• _EXERCISE AIM_: Using the entries that follow, collect the lines where the word "name" appears.
-- SUPPLIED RECORDS start --
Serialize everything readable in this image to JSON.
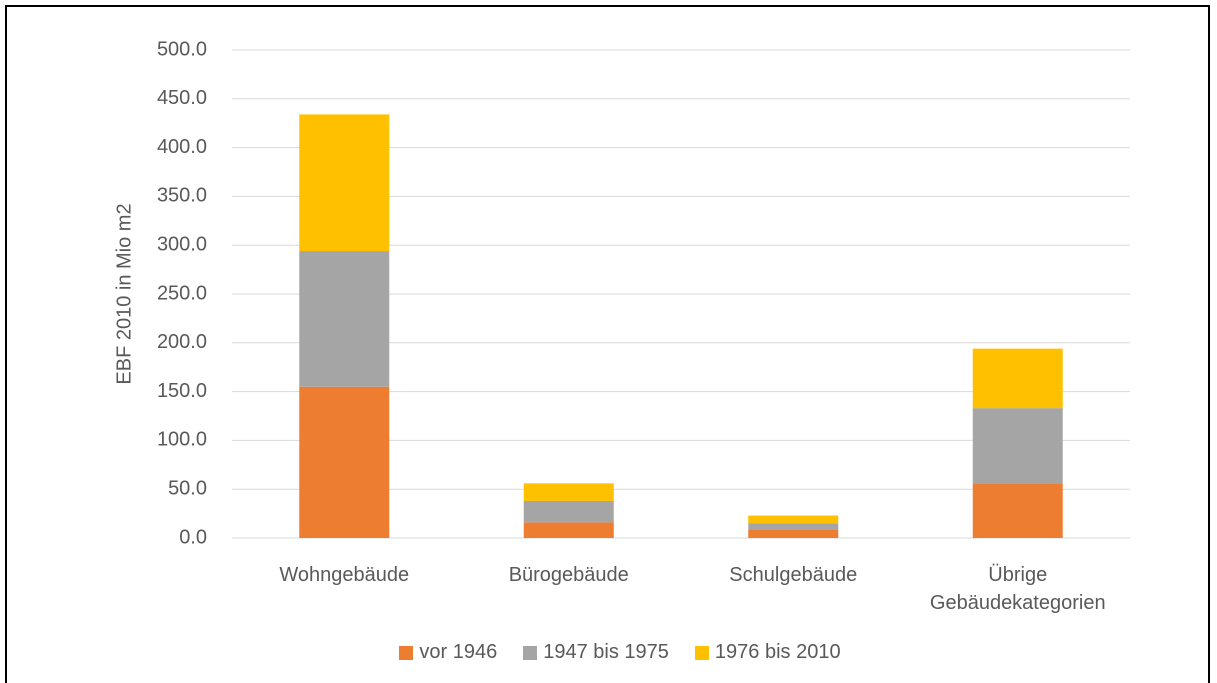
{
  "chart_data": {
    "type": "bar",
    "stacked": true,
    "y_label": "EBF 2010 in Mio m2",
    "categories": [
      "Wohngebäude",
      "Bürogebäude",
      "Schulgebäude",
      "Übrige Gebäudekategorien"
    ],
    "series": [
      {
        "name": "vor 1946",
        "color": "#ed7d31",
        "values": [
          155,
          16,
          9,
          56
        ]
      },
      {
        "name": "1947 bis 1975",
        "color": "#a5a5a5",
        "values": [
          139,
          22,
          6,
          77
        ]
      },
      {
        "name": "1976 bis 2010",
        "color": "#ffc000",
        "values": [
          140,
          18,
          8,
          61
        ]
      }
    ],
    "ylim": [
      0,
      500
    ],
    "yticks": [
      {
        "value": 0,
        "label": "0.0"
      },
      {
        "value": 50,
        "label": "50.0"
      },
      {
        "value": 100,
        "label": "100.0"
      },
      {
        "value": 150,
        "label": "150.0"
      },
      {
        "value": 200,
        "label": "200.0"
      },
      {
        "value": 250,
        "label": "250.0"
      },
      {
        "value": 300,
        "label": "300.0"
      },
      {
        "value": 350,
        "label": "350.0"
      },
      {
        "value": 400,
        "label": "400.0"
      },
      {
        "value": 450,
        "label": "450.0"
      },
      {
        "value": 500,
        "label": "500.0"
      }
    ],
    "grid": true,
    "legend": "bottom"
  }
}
-- SUPPLIED RECORDS end --
• _OUTPUT_:
        "name": "vor 1946",
        "name": "1947 bis 1975",
        "name": "1976 bis 2010",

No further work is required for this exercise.